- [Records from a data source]

=-=-=-=-=

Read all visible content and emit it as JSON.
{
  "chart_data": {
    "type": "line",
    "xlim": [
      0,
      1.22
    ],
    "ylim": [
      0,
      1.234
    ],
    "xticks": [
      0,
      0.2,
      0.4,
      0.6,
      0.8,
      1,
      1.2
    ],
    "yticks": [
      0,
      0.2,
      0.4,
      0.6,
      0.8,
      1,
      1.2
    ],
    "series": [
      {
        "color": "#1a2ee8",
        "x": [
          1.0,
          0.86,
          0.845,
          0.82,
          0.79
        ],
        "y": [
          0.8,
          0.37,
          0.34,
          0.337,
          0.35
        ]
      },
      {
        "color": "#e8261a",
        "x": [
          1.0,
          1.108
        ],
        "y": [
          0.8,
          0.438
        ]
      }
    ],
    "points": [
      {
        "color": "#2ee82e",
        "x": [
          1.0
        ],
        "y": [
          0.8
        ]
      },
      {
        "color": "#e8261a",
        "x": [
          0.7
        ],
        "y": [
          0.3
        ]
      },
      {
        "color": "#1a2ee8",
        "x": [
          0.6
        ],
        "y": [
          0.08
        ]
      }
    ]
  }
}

=-=-=-=-=

Each line of the material should be duplicated exactly, please.

- [Final result]
Read all visible content and emit it as JSON.
{
  "chart_data": {
    "type": "line",
    "xlim": [
      0,
      1.22
    ],
    "ylim": [
      0,
      1.234
    ],
    "xticks": [
      0,
      0.2,
      0.4,
      0.6,
      0.8,
      1,
      1.2
    ],
    "yticks": [
      0,
      0.2,
      0.4,
      0.6,
      0.8,
      1,
      1.2
    ],
    "series": [
      {
        "color": "#1a2ee8",
        "x": [
          1.0,
          0.86,
          0.845,
          0.82,
          0.79
        ],
        "y": [
          0.8,
          0.37,
          0.34,
          0.337,
          0.35
        ]
      },
      {
        "color": "#e8261a",
        "x": [
          1.0,
          1.108
        ],
        "y": [
          0.8,
          0.438
        ]
      }
    ],
    "points": [
      {
        "color": "#2ee82e",
        "x": [
          1.0
        ],
        "y": [
          0.8
        ]
      },
      {
        "color": "#e8261a",
        "x": [
          0.7
        ],
        "y": [
          0.3
        ]
      },
      {
        "color": "#1a2ee8",
        "x": [
          0.6
        ],
        "y": [
          0.08
        ]
      }
    ]
  }
}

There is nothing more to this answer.